__PROBLEM TO WORK ON__
Track down the lines that contain "biseropletenie" and copy them.

* begin ROWS *

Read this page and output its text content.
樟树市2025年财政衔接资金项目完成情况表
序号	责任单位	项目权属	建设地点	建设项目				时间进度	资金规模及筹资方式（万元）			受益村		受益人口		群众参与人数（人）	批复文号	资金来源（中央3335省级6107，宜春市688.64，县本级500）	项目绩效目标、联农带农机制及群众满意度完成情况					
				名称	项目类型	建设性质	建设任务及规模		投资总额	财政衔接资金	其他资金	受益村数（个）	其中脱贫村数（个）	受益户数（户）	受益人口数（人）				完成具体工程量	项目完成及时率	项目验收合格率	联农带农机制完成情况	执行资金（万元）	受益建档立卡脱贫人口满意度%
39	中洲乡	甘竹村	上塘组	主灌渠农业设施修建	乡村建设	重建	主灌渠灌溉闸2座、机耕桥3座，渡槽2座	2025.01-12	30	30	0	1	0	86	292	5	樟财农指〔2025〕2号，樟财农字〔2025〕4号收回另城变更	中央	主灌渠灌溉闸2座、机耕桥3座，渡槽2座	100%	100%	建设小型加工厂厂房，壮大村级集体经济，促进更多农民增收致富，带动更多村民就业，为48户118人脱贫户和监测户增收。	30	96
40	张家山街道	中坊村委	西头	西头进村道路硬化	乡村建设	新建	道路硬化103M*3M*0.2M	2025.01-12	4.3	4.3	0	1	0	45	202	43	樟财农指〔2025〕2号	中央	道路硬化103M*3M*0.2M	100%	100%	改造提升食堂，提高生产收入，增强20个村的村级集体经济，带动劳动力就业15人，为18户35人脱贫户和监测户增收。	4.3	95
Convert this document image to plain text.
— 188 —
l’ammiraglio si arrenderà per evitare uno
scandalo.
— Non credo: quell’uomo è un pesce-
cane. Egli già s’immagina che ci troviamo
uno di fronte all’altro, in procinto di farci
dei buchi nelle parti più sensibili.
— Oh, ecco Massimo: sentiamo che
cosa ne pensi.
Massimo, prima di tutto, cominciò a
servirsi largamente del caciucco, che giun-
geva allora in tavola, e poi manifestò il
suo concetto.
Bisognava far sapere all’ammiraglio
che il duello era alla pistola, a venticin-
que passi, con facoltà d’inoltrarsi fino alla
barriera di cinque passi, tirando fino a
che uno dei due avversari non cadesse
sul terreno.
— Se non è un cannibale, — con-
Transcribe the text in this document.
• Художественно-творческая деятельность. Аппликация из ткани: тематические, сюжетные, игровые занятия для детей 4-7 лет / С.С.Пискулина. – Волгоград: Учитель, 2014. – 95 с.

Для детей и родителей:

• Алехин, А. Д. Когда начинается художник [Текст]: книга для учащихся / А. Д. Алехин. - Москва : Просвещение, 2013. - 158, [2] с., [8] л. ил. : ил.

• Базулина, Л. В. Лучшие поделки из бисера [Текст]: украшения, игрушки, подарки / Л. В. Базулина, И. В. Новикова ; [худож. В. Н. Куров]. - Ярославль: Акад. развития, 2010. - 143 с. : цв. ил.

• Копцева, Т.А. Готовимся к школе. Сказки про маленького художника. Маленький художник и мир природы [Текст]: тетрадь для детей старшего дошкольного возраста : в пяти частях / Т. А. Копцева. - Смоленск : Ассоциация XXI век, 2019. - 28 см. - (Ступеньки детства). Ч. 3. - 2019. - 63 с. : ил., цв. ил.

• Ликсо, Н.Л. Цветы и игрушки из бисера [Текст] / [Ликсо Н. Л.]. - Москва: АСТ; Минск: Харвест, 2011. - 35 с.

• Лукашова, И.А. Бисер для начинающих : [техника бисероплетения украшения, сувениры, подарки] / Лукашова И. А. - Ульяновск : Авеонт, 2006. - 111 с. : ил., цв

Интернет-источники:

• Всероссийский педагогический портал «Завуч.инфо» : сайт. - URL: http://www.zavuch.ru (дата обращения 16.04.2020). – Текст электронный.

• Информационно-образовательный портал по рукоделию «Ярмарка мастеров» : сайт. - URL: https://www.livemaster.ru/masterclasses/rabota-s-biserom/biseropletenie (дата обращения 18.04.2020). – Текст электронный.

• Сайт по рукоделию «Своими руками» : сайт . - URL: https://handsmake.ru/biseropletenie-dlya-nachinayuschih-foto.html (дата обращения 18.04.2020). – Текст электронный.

* end ROWS *
* begin ROWS *

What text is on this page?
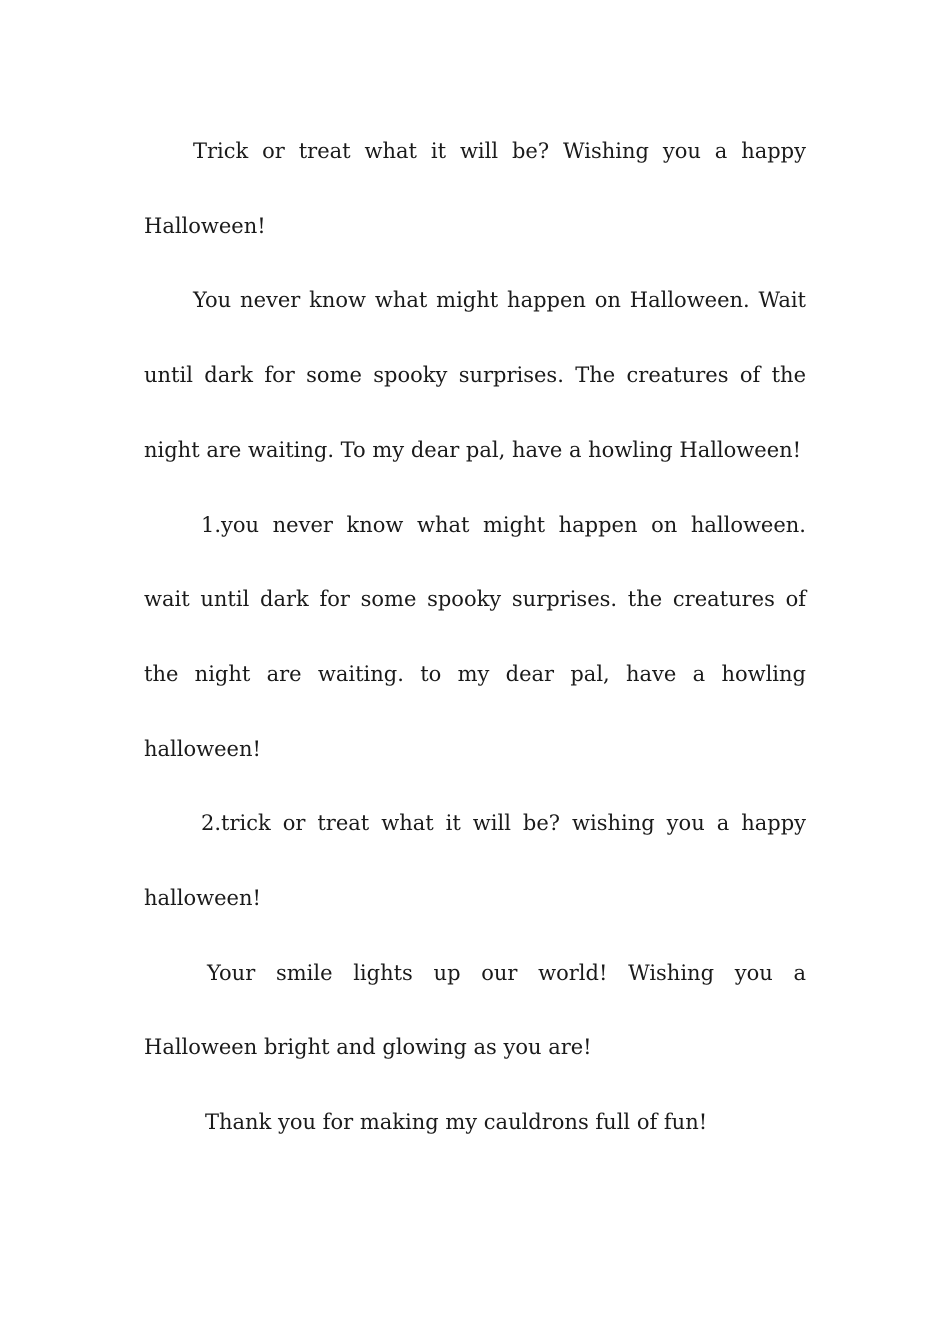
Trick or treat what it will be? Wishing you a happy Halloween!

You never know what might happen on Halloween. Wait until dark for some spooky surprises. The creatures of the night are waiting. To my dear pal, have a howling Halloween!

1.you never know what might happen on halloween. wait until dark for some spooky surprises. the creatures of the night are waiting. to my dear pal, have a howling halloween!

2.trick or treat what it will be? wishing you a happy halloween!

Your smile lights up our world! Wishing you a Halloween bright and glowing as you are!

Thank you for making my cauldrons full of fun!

* end ROWS *
* begin ROWS *

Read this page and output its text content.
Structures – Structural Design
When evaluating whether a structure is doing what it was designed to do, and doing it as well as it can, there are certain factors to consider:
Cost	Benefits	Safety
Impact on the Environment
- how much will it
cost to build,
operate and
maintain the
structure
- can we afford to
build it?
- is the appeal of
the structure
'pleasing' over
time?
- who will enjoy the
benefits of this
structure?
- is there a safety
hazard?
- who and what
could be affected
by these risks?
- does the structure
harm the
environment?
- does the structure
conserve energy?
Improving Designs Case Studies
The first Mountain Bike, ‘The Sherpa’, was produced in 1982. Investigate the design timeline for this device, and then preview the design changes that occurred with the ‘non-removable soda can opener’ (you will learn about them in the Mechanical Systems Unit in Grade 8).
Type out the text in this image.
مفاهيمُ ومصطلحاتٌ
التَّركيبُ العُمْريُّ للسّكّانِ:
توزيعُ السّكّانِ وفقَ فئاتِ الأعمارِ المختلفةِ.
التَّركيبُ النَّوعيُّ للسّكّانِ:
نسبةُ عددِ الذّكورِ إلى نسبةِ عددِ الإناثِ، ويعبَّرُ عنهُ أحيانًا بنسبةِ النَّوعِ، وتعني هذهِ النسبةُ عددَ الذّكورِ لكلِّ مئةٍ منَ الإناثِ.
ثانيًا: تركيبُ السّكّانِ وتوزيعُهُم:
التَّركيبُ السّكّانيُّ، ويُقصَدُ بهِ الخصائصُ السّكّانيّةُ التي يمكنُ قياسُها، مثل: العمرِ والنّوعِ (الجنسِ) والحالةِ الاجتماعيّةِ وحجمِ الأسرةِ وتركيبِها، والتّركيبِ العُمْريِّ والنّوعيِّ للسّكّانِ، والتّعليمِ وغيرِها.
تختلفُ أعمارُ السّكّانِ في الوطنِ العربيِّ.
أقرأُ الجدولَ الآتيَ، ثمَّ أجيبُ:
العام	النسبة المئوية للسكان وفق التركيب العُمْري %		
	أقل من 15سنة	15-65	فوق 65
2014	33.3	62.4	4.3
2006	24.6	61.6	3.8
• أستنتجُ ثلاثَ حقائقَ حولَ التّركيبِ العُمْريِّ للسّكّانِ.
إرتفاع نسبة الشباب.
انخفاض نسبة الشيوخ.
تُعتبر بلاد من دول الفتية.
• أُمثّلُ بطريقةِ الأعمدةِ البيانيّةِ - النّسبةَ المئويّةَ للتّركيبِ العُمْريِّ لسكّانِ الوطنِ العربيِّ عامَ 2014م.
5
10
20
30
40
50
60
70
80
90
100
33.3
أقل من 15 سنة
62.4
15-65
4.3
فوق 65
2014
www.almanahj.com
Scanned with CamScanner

* end ROWS *

__RESULT OF THIS TASK__
• Информационно-образовательный портал по рукоделию «Ярмарка мастеров» : сайт. - URL: https://www.livemaster.ru/masterclasses/rabota-s-biserom/biseropletenie (дата обращения 18.04.2020). – Текст электронный.
• Сайт по рукоделию «Своими руками» : сайт . - URL: https://handsmake.ru/biseropletenie-dlya-nachinayuschih-foto.html (дата обращения 18.04.2020). – Текст электронный.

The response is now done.